In the listing that follows, how many lines contain the string "facet"? Provide only the number.

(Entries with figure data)
[BEGIN]
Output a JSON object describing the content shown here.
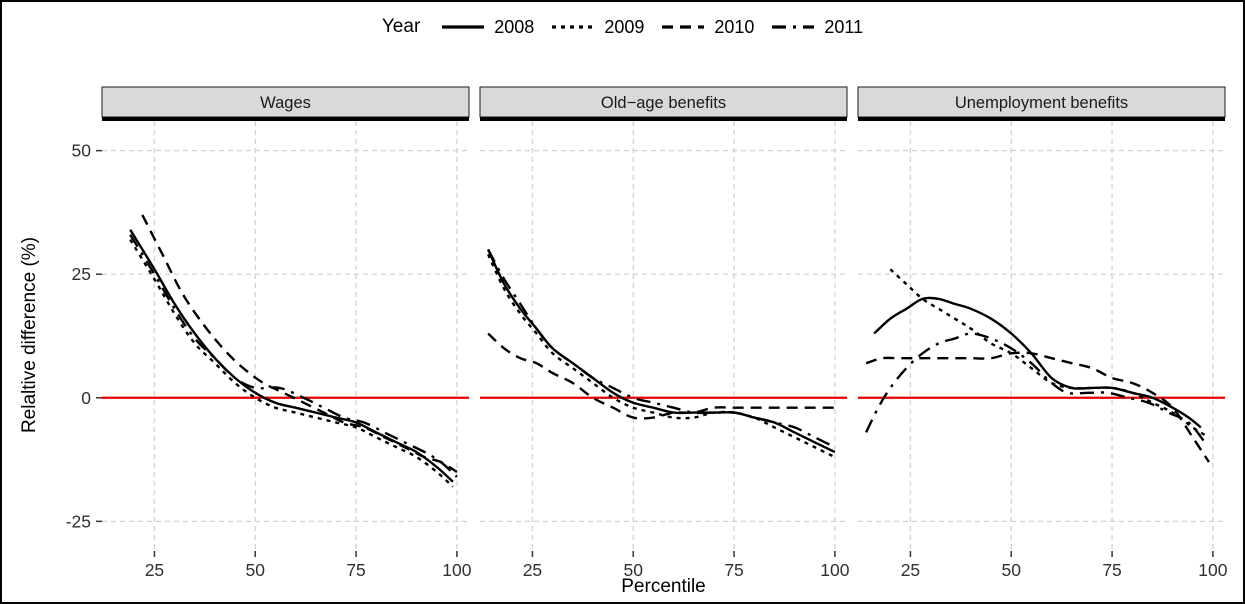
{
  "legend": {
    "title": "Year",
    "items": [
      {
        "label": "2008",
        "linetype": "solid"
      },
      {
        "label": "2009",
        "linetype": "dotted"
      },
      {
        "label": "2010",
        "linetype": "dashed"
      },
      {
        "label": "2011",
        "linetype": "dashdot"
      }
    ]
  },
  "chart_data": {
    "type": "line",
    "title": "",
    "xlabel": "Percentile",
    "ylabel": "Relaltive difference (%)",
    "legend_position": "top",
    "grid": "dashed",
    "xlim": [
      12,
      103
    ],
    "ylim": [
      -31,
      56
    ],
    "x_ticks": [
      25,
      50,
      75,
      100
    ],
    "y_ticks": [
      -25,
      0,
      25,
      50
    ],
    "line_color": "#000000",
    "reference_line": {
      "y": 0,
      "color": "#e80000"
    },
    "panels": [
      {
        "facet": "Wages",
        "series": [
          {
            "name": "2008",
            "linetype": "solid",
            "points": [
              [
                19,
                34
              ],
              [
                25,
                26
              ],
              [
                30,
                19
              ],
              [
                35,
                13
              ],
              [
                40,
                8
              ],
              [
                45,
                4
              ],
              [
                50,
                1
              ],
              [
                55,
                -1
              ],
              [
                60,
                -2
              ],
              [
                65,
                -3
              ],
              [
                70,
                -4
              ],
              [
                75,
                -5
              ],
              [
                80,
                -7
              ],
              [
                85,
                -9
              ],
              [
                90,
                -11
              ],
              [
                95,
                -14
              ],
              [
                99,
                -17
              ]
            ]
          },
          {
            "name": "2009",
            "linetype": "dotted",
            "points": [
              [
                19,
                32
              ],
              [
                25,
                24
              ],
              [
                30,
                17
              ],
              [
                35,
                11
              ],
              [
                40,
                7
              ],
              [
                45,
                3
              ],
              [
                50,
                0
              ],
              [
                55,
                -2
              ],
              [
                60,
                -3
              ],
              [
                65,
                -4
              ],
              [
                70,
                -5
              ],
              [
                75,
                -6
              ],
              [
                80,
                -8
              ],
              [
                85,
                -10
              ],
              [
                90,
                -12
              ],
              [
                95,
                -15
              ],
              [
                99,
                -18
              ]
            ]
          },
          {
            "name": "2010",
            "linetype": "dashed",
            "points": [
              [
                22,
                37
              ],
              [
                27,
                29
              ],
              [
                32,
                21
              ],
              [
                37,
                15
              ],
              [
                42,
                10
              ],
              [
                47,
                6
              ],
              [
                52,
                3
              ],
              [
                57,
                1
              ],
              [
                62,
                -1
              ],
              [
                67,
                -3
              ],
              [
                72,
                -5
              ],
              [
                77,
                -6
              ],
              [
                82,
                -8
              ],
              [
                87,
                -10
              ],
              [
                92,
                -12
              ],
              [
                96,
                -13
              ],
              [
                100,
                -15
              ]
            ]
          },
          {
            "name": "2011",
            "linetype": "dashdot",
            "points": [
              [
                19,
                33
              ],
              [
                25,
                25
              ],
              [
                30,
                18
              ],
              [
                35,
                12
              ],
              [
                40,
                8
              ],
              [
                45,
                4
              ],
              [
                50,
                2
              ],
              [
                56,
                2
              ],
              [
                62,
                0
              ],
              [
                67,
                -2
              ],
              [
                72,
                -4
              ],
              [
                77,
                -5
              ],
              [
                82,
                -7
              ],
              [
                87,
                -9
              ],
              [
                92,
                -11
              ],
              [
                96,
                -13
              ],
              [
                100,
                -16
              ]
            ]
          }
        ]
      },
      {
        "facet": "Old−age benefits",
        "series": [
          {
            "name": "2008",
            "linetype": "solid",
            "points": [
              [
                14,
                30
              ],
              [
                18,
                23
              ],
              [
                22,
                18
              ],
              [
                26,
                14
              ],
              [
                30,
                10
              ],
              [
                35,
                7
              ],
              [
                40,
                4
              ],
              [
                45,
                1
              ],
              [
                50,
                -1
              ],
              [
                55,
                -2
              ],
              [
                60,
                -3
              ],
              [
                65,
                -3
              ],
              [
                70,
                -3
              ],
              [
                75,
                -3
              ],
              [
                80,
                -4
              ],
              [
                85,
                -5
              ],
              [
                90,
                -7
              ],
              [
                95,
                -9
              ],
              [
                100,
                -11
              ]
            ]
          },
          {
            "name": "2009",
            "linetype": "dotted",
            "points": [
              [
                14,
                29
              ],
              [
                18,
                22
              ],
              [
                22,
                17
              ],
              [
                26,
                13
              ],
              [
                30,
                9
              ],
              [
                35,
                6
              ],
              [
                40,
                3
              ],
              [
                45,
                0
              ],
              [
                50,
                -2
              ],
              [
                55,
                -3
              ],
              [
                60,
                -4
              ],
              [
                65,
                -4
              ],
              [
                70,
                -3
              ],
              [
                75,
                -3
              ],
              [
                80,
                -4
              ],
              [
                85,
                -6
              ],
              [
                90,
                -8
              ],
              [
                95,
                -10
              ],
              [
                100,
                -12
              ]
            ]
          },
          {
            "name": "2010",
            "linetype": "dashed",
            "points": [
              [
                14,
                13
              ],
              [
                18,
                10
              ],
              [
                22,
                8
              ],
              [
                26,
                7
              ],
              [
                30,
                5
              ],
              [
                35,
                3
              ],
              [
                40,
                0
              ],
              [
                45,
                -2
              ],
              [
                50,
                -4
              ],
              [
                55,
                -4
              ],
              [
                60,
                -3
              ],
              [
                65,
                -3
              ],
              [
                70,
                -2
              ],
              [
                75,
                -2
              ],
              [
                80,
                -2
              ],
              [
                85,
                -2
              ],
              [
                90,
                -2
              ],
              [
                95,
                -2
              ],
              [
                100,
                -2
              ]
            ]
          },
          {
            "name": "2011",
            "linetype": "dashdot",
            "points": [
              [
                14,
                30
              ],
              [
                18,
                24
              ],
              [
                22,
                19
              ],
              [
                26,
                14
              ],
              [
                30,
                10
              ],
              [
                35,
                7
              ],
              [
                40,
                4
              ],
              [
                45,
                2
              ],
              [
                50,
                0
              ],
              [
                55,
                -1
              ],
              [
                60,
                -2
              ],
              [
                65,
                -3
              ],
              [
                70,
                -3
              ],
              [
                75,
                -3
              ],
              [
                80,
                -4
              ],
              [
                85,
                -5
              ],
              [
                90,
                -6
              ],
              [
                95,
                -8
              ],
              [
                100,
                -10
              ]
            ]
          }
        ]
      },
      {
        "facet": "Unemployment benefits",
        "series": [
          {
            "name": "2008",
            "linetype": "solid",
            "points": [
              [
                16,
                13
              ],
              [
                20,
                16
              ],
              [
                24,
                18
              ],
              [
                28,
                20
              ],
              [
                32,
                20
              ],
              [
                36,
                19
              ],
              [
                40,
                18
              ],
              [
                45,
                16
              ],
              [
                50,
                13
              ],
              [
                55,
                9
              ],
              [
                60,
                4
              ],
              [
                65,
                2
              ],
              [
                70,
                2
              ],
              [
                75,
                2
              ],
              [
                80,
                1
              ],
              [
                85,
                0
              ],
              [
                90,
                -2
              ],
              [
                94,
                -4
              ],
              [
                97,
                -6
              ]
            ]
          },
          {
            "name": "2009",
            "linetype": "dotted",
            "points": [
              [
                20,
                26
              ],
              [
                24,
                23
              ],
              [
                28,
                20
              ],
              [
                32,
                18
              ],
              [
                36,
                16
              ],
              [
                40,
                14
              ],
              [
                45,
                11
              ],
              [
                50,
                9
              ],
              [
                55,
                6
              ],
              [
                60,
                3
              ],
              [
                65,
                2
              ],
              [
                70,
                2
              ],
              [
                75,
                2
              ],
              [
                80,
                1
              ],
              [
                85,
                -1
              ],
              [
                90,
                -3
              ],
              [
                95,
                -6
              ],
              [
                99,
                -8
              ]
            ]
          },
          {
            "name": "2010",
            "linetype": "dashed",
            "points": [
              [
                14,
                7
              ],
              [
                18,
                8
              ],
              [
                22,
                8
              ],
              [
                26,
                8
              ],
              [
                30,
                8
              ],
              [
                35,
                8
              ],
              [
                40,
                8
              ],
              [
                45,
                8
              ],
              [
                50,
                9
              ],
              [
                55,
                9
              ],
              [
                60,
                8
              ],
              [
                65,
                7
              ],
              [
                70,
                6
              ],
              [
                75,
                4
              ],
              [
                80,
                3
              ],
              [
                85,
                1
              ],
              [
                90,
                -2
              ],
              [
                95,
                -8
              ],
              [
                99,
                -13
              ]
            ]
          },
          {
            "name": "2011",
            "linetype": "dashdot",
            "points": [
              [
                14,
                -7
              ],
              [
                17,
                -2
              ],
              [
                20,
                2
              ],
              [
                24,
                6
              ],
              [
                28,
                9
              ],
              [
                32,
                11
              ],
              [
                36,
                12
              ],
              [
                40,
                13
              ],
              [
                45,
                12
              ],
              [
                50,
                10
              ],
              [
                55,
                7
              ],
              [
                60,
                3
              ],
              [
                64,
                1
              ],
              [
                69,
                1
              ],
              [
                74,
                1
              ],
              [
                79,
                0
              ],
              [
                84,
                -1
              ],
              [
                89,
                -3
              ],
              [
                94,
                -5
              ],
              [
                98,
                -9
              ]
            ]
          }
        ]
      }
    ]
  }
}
[END]
[BEGIN]
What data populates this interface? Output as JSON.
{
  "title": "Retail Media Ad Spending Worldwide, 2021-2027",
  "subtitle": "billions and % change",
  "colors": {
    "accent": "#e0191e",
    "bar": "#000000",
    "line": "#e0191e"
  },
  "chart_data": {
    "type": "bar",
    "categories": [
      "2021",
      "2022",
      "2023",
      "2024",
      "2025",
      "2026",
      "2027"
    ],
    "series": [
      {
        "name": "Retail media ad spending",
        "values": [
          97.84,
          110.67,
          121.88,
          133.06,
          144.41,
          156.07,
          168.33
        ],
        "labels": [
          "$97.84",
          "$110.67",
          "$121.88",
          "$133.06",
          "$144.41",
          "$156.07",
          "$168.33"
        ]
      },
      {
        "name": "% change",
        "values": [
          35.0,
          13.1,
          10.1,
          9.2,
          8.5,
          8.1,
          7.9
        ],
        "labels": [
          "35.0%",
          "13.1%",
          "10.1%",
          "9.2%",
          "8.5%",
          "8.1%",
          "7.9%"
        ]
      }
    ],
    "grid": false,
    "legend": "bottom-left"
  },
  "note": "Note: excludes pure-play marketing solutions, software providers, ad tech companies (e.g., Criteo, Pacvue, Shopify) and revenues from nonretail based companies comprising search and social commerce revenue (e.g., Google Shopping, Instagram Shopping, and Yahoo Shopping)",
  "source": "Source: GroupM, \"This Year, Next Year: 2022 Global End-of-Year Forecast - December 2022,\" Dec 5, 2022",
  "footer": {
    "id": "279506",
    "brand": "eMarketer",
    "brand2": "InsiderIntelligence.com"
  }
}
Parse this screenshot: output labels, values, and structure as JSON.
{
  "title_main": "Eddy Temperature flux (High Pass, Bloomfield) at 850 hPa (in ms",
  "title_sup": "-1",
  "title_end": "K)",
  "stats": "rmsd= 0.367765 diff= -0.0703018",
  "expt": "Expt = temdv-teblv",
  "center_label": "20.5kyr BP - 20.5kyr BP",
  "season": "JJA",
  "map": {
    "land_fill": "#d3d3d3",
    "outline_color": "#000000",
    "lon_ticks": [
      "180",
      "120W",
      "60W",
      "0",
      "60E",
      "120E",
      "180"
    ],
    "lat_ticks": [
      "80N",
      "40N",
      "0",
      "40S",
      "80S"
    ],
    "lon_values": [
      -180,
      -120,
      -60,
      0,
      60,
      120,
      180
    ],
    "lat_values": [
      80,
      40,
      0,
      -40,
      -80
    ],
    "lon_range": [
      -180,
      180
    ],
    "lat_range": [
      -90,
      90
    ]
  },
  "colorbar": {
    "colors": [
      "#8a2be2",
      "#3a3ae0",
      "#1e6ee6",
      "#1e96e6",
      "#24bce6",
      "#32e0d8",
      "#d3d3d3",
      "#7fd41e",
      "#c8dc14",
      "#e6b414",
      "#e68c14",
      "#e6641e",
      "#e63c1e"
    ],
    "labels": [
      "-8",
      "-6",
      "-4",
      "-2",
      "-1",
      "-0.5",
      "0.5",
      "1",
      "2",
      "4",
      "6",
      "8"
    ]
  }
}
[END]
[BEGIN]
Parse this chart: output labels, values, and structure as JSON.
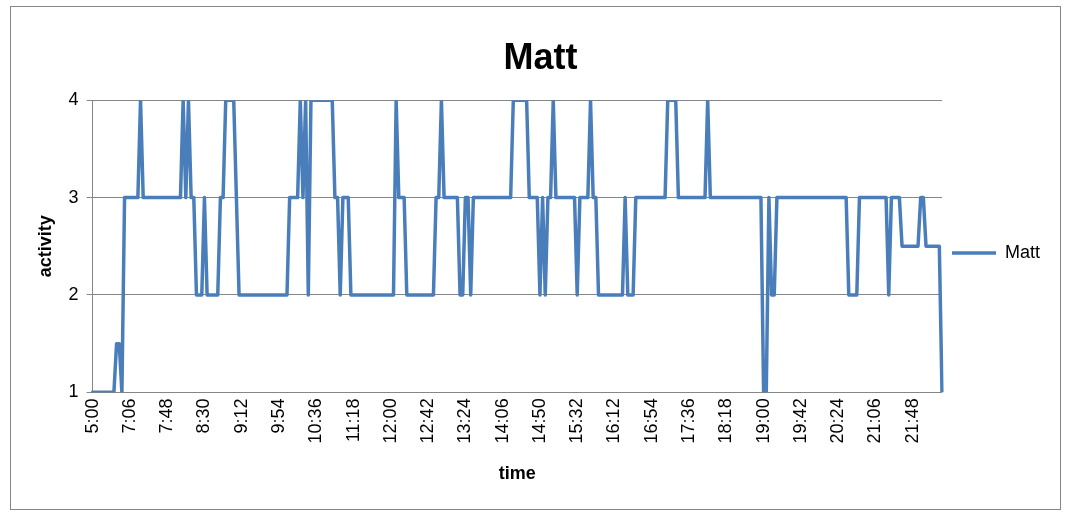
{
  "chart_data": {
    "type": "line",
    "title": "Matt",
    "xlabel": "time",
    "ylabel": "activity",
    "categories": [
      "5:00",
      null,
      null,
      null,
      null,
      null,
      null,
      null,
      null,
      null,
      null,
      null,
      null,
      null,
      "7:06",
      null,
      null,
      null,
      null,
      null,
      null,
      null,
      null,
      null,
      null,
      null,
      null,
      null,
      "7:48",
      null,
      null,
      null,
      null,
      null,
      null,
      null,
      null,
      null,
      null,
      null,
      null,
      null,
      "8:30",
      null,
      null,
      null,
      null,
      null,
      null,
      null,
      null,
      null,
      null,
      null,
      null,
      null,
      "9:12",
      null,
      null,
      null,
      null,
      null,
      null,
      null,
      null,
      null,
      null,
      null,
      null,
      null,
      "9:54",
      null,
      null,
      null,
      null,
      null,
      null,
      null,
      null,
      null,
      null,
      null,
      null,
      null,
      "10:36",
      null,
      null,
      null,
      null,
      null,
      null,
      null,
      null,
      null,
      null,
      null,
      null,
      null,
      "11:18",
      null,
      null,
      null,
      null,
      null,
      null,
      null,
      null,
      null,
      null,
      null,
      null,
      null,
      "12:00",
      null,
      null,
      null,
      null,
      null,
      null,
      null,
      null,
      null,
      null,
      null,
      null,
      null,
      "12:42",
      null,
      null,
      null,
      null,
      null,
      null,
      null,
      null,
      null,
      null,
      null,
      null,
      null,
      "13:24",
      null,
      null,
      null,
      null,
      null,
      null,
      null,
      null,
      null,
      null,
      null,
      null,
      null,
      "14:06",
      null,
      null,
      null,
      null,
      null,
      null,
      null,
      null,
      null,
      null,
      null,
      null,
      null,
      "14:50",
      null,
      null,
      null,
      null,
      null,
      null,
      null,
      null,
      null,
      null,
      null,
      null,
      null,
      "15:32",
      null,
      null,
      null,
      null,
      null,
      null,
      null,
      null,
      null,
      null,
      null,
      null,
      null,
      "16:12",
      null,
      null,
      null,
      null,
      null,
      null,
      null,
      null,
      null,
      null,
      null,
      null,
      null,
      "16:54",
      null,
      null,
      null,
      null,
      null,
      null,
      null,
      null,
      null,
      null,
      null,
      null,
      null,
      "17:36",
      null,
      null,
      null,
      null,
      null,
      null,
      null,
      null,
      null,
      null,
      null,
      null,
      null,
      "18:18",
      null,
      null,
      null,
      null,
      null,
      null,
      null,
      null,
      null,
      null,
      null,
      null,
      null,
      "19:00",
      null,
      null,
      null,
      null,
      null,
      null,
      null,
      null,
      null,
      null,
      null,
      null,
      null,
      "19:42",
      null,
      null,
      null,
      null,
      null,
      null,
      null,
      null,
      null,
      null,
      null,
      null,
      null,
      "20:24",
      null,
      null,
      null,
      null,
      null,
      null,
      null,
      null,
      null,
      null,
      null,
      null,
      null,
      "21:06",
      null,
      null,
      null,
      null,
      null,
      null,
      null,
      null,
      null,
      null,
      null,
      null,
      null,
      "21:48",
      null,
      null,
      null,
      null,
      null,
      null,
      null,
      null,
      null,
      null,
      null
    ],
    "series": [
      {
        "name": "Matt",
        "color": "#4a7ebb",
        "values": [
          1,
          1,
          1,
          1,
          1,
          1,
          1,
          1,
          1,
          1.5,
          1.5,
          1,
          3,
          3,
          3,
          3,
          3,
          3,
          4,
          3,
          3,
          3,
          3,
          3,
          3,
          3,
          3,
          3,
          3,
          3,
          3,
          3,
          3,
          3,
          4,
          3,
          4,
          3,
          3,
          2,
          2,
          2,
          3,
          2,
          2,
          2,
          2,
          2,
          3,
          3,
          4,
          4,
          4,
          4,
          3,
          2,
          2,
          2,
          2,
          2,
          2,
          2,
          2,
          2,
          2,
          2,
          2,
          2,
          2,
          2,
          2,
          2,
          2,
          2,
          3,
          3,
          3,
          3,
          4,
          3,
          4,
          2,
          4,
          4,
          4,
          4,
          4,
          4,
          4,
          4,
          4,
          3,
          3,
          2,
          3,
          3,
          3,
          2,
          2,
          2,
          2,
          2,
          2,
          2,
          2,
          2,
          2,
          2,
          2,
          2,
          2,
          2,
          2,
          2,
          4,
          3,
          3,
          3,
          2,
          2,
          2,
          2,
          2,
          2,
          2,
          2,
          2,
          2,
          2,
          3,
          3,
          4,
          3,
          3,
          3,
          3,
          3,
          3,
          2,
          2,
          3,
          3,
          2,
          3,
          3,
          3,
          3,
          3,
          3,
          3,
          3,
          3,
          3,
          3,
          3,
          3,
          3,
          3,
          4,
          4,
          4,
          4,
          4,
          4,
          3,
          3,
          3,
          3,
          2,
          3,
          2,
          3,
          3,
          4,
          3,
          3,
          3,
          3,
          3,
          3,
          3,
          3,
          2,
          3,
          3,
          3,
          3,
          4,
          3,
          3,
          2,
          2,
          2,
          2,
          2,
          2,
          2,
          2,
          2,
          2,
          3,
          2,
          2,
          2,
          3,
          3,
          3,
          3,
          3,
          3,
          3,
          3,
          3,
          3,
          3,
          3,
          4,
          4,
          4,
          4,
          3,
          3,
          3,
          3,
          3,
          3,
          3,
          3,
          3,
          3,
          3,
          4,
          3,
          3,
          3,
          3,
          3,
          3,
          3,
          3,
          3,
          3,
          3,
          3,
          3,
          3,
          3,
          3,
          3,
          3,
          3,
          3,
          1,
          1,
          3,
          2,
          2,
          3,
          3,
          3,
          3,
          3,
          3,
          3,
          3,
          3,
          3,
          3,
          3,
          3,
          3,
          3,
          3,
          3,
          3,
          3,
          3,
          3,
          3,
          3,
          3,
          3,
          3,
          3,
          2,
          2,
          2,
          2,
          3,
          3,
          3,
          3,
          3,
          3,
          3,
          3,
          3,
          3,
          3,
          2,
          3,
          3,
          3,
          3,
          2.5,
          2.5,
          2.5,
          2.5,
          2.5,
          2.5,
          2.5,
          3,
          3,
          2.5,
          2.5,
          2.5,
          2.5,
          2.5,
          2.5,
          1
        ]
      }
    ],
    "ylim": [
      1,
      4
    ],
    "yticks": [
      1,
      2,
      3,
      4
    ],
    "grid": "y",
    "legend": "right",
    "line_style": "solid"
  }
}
[END]
▸ Right answer: 3